Entries from a dataset
+ + + +
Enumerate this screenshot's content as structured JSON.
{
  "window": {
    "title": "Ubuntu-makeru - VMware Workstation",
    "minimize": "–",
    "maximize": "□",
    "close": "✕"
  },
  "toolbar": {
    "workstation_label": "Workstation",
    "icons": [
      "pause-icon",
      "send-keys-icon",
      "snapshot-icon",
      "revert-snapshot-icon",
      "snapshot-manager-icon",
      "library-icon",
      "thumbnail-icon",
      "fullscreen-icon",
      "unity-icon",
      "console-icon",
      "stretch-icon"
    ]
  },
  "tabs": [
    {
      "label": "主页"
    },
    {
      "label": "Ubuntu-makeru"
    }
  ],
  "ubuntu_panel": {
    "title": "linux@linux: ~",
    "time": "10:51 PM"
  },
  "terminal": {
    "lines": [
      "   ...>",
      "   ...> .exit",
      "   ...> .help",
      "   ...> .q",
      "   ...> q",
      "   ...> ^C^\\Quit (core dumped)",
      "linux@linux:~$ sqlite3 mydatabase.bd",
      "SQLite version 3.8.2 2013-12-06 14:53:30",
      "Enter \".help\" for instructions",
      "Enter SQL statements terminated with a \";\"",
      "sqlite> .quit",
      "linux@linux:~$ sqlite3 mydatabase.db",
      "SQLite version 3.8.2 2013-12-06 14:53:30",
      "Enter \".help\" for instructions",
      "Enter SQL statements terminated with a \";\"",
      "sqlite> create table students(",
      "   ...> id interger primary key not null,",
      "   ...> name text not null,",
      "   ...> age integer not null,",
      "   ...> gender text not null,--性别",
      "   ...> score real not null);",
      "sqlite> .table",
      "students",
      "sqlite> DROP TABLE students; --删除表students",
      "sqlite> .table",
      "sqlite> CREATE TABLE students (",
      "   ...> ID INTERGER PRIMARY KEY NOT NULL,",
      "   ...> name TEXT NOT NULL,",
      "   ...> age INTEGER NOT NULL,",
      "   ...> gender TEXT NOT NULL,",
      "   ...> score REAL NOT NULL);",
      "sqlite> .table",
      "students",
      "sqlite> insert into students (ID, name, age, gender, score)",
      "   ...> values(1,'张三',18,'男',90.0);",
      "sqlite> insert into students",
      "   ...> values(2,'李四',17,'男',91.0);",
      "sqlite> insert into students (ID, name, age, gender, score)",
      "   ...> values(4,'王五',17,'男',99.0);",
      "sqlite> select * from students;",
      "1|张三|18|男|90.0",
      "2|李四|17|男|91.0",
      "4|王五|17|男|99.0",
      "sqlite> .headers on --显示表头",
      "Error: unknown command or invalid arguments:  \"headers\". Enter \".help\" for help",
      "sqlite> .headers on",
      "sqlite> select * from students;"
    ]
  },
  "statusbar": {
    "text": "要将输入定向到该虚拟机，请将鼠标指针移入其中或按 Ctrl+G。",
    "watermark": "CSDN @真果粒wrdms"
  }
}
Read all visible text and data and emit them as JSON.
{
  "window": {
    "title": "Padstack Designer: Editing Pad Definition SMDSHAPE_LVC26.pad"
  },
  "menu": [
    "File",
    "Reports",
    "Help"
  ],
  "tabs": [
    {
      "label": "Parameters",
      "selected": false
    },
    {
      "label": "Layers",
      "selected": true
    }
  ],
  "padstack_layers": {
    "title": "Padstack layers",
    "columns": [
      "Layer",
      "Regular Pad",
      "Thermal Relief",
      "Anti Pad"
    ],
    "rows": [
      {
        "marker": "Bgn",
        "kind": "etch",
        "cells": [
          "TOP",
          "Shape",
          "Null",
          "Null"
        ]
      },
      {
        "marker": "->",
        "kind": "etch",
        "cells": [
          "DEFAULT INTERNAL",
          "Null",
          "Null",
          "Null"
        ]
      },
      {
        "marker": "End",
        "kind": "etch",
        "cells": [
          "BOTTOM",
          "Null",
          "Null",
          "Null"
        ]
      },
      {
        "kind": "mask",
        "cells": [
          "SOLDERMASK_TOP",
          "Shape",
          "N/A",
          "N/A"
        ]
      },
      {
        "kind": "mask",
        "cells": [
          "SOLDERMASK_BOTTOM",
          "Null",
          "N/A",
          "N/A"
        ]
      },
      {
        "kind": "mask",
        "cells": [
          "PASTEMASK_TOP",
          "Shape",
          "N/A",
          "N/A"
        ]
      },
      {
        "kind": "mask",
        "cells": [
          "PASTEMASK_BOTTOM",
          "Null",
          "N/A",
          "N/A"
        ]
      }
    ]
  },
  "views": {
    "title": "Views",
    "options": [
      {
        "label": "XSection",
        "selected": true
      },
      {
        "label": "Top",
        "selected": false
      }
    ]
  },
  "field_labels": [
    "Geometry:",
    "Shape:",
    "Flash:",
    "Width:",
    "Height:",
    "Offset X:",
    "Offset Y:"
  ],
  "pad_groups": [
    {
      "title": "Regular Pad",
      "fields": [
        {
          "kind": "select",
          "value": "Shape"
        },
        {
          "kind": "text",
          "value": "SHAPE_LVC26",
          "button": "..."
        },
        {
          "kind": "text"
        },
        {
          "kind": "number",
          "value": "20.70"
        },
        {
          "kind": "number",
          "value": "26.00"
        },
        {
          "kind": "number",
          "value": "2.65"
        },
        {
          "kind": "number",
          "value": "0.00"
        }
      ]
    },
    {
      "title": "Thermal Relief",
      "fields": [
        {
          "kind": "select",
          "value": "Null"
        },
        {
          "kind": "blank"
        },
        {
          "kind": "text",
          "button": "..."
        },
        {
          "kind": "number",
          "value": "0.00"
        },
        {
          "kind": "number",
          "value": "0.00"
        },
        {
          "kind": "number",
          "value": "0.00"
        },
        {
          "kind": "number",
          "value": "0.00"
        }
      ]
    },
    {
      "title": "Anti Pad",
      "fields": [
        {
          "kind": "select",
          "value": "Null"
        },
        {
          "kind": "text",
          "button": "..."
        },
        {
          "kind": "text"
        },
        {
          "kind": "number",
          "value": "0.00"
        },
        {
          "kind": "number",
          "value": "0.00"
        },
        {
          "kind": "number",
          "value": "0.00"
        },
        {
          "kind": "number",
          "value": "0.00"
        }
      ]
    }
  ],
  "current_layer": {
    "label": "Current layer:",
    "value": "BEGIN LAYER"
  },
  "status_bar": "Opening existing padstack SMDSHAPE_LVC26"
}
+ + + +
Prompt
Track down all lines above with the string "score" and copy them.

Written reply
      "   ...> score real not null);",
      "   ...> score REAL NOT NULL);",
      "sqlite> insert into students (ID, name, age, gender, score)",
      "sqlite> insert into students (ID, name, age, gender, score)",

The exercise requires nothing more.